Exercise objective = Retype every line of the listing below word for word, but leave out the pictures.

Element placement data
** START **

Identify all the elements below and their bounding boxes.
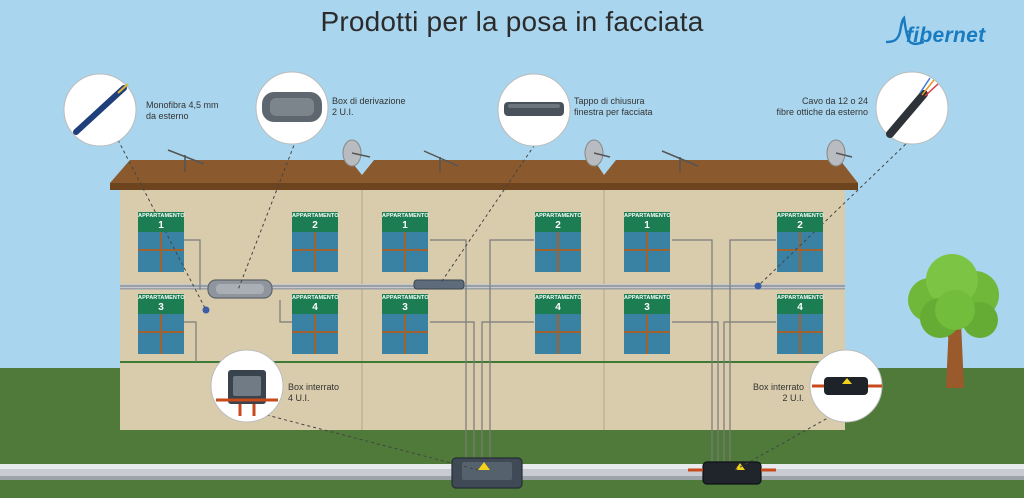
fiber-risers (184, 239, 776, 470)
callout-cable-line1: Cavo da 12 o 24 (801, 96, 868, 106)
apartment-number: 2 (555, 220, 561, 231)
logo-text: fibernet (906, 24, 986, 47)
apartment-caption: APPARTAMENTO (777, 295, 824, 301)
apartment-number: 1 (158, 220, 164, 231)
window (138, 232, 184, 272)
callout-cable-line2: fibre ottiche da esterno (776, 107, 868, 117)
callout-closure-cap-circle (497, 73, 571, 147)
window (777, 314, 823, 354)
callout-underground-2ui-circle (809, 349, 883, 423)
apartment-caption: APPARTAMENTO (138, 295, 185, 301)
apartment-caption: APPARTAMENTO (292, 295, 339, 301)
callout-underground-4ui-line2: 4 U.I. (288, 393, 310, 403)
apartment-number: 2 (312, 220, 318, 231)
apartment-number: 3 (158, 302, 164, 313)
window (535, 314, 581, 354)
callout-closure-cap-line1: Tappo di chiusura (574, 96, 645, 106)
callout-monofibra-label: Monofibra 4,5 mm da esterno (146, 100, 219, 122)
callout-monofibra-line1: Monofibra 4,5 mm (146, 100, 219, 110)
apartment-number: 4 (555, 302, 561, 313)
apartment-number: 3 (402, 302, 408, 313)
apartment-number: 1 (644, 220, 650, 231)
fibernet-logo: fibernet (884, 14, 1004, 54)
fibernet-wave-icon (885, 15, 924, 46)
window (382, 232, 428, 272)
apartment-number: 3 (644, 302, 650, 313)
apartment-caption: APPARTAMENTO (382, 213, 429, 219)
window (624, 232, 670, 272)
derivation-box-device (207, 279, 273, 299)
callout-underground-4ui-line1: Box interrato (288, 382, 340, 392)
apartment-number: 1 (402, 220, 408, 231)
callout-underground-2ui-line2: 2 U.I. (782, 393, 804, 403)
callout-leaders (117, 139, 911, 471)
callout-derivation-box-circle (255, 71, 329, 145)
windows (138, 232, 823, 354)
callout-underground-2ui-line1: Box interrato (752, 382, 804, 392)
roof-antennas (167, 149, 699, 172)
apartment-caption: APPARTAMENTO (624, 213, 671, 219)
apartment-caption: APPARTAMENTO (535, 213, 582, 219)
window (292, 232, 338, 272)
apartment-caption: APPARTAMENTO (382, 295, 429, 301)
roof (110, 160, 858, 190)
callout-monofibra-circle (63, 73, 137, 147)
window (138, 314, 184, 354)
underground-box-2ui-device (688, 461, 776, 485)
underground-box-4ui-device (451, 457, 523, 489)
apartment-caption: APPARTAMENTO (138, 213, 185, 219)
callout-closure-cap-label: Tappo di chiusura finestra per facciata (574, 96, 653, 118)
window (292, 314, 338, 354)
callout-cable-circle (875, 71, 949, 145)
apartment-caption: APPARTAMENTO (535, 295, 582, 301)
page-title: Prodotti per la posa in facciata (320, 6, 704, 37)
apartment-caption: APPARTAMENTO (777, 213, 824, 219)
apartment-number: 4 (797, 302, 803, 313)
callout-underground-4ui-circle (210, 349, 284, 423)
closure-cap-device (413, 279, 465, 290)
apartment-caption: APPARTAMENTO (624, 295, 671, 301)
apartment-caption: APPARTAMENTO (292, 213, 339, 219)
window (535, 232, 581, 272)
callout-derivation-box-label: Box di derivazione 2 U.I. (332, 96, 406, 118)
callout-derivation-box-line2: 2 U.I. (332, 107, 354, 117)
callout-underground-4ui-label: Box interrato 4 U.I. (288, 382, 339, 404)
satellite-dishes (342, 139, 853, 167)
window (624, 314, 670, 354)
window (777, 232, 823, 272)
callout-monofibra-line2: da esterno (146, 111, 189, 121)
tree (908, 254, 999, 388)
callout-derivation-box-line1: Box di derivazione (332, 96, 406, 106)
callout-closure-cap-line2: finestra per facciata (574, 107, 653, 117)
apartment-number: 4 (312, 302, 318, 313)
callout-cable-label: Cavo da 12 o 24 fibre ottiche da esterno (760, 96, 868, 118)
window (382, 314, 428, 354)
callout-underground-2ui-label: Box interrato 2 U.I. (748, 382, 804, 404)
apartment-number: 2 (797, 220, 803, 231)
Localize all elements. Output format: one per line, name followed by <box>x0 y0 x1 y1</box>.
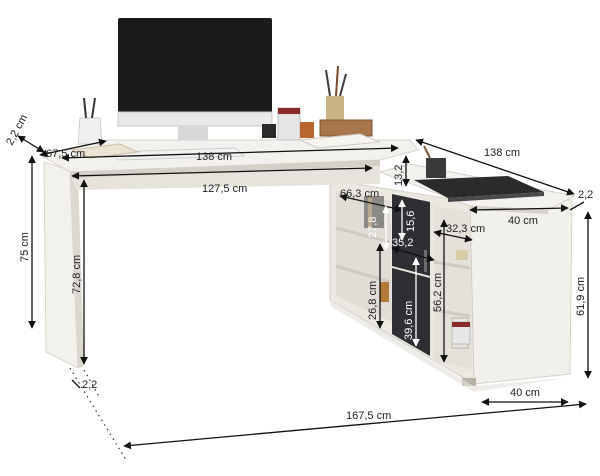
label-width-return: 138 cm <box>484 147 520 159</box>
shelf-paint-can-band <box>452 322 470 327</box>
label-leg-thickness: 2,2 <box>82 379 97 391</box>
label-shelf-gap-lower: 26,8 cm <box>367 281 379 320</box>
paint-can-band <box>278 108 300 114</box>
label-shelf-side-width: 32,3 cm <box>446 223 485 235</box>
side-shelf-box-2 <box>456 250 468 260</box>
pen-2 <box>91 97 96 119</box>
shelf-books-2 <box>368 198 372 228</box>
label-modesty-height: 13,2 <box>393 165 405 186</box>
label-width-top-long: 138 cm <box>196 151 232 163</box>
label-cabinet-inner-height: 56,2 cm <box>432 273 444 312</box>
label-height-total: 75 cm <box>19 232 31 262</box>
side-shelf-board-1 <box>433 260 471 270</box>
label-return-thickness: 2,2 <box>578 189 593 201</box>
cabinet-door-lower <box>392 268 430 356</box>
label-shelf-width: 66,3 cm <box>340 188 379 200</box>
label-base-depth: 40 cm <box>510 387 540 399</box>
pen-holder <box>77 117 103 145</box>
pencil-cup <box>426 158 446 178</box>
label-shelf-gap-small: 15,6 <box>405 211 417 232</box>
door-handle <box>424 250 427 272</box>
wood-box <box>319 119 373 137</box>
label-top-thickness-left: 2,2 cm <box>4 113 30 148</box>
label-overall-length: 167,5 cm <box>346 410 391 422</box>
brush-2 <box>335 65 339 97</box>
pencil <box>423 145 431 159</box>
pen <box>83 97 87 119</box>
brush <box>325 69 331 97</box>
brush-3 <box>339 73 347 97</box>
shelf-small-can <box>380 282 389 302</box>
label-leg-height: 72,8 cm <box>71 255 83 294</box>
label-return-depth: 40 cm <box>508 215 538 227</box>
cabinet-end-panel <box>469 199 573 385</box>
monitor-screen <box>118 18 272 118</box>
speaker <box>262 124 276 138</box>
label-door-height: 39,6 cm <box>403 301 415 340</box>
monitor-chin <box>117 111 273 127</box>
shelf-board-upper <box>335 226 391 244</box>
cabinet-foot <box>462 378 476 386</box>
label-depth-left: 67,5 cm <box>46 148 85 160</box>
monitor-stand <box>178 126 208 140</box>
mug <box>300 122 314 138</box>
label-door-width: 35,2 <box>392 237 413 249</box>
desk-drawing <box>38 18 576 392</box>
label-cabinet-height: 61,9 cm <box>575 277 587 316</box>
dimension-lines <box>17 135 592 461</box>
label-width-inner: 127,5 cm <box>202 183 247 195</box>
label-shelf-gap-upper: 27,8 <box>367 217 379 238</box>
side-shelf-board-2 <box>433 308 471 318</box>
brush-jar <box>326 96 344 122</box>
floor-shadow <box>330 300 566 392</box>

** END **

Answer for the task =
Identify all the elements below and their bounding boxes.
fiber-risers (184, 239, 776, 470)
callout-cable-line1: Cavo da 12 o 24 (801, 96, 868, 106)
apartment-number: 2 (555, 220, 561, 231)
logo-text: fibernet (906, 24, 986, 47)
apartment-caption: APPARTAMENTO (777, 295, 824, 301)
apartment-number: 1 (158, 220, 164, 231)
window (138, 232, 184, 272)
callout-cable-line2: fibre ottiche da esterno (776, 107, 868, 117)
callout-closure-cap-circle (497, 73, 571, 147)
window (777, 314, 823, 354)
callout-underground-2ui-circle (809, 349, 883, 423)
apartment-caption: APPARTAMENTO (138, 295, 185, 301)
apartment-caption: APPARTAMENTO (292, 295, 339, 301)
callout-underground-4ui-line2: 4 U.I. (288, 393, 310, 403)
apartment-number: 2 (312, 220, 318, 231)
apartment-number: 3 (158, 302, 164, 313)
window (535, 314, 581, 354)
callout-closure-cap-line1: Tappo di chiusura (574, 96, 645, 106)
callout-monofibra-label: Monofibra 4,5 mm da esterno (146, 100, 219, 122)
callout-monofibra-line1: Monofibra 4,5 mm (146, 100, 219, 110)
apartment-number: 4 (555, 302, 561, 313)
apartment-number: 3 (402, 302, 408, 313)
apartment-number: 1 (644, 220, 650, 231)
fibernet-logo: fibernet (884, 14, 1004, 54)
fibernet-wave-icon (885, 15, 924, 46)
window (382, 232, 428, 272)
apartment-number: 3 (644, 302, 650, 313)
apartment-caption: APPARTAMENTO (382, 213, 429, 219)
window (624, 232, 670, 272)
derivation-box-device (207, 279, 273, 299)
callout-underground-4ui-line1: Box interrato (288, 382, 340, 392)
apartment-number: 1 (402, 220, 408, 231)
callout-underground-2ui-line2: 2 U.I. (782, 393, 804, 403)
callout-leaders (117, 139, 911, 471)
callout-derivation-box-circle (255, 71, 329, 145)
windows (138, 232, 823, 354)
callout-underground-2ui-line1: Box interrato (752, 382, 804, 392)
roof-antennas (167, 149, 699, 172)
apartment-caption: APPARTAMENTO (624, 213, 671, 219)
apartment-caption: APPARTAMENTO (535, 213, 582, 219)
window (292, 232, 338, 272)
apartment-caption: APPARTAMENTO (382, 295, 429, 301)
roof (110, 160, 858, 190)
callout-monofibra-circle (63, 73, 137, 147)
window (138, 314, 184, 354)
underground-box-2ui-device (688, 461, 776, 485)
underground-box-4ui-device (451, 457, 523, 489)
apartment-caption: APPARTAMENTO (138, 213, 185, 219)
callout-closure-cap-label: Tappo di chiusura finestra per facciata (574, 96, 653, 118)
window (292, 314, 338, 354)
callout-cable-circle (875, 71, 949, 145)
apartment-caption: APPARTAMENTO (535, 295, 582, 301)
page-title: Prodotti per la posa in facciata (320, 6, 704, 37)
apartment-caption: APPARTAMENTO (777, 213, 824, 219)
apartment-number: 4 (797, 302, 803, 313)
callout-underground-4ui-circle (210, 349, 284, 423)
closure-cap-device (413, 279, 465, 290)
apartment-caption: APPARTAMENTO (624, 295, 671, 301)
apartment-caption: APPARTAMENTO (292, 213, 339, 219)
window (535, 232, 581, 272)
callout-derivation-box-label: Box di derivazione 2 U.I. (332, 96, 406, 118)
callout-derivation-box-line2: 2 U.I. (332, 107, 354, 117)
callout-underground-4ui-label: Box interrato 4 U.I. (288, 382, 339, 404)
satellite-dishes (342, 139, 853, 167)
window (624, 314, 670, 354)
window (777, 232, 823, 272)
callout-monofibra-line2: da esterno (146, 111, 189, 121)
tree (908, 254, 999, 388)
callout-derivation-box-line1: Box di derivazione (332, 96, 406, 106)
callout-closure-cap-line2: finestra per facciata (574, 107, 653, 117)
apartment-number: 4 (312, 302, 318, 313)
callout-cable-label: Cavo da 12 o 24 fibre ottiche da esterno (760, 96, 868, 118)
window (382, 314, 428, 354)
callout-underground-2ui-label: Box interrato 2 U.I. (748, 382, 804, 404)
apartment-number: 2 (797, 220, 803, 231)
Localize all elements. Output format: one per line, name followed by <box>x0 y0 x1 y1</box>.
label-width-return: 138 cm <box>484 147 520 159</box>
shelf-paint-can-band <box>452 322 470 327</box>
label-leg-thickness: 2,2 <box>82 379 97 391</box>
label-shelf-gap-lower: 26,8 cm <box>367 281 379 320</box>
paint-can-band <box>278 108 300 114</box>
label-shelf-side-width: 32,3 cm <box>446 223 485 235</box>
side-shelf-box-2 <box>456 250 468 260</box>
pen-2 <box>91 97 96 119</box>
shelf-books-2 <box>368 198 372 228</box>
label-modesty-height: 13,2 <box>393 165 405 186</box>
label-width-top-long: 138 cm <box>196 151 232 163</box>
label-cabinet-inner-height: 56,2 cm <box>432 273 444 312</box>
label-height-total: 75 cm <box>19 232 31 262</box>
side-shelf-board-1 <box>433 260 471 270</box>
label-return-thickness: 2,2 <box>578 189 593 201</box>
cabinet-door-lower <box>392 268 430 356</box>
label-shelf-width: 66,3 cm <box>340 188 379 200</box>
label-base-depth: 40 cm <box>510 387 540 399</box>
pen-holder <box>77 117 103 145</box>
pencil-cup <box>426 158 446 178</box>
label-shelf-gap-small: 15,6 <box>405 211 417 232</box>
door-handle <box>424 250 427 272</box>
wood-box <box>319 119 373 137</box>
label-top-thickness-left: 2,2 cm <box>4 113 30 148</box>
label-overall-length: 167,5 cm <box>346 410 391 422</box>
brush-2 <box>335 65 339 97</box>
pencil <box>423 145 431 159</box>
pen <box>83 97 87 119</box>
brush <box>325 69 331 97</box>
brush-3 <box>339 73 347 97</box>
shelf-small-can <box>380 282 389 302</box>
label-leg-height: 72,8 cm <box>71 255 83 294</box>
label-return-depth: 40 cm <box>508 215 538 227</box>
cabinet-end-panel <box>469 199 573 385</box>
monitor-screen <box>118 18 272 118</box>
speaker <box>262 124 276 138</box>
label-door-height: 39,6 cm <box>403 301 415 340</box>
monitor-chin <box>117 111 273 127</box>
shelf-board-upper <box>335 226 391 244</box>
cabinet-foot <box>462 378 476 386</box>
label-depth-left: 67,5 cm <box>46 148 85 160</box>
monitor-stand <box>178 126 208 140</box>
mug <box>300 122 314 138</box>
label-door-width: 35,2 <box>392 237 413 249</box>
desk-drawing <box>38 18 576 392</box>
label-cabinet-height: 61,9 cm <box>575 277 587 316</box>
dimension-lines <box>17 135 592 461</box>
label-width-inner: 127,5 cm <box>202 183 247 195</box>
label-shelf-gap-upper: 27,8 <box>367 217 379 238</box>
side-shelf-board-2 <box>433 308 471 318</box>
brush-jar <box>326 96 344 122</box>
floor-shadow <box>330 300 566 392</box>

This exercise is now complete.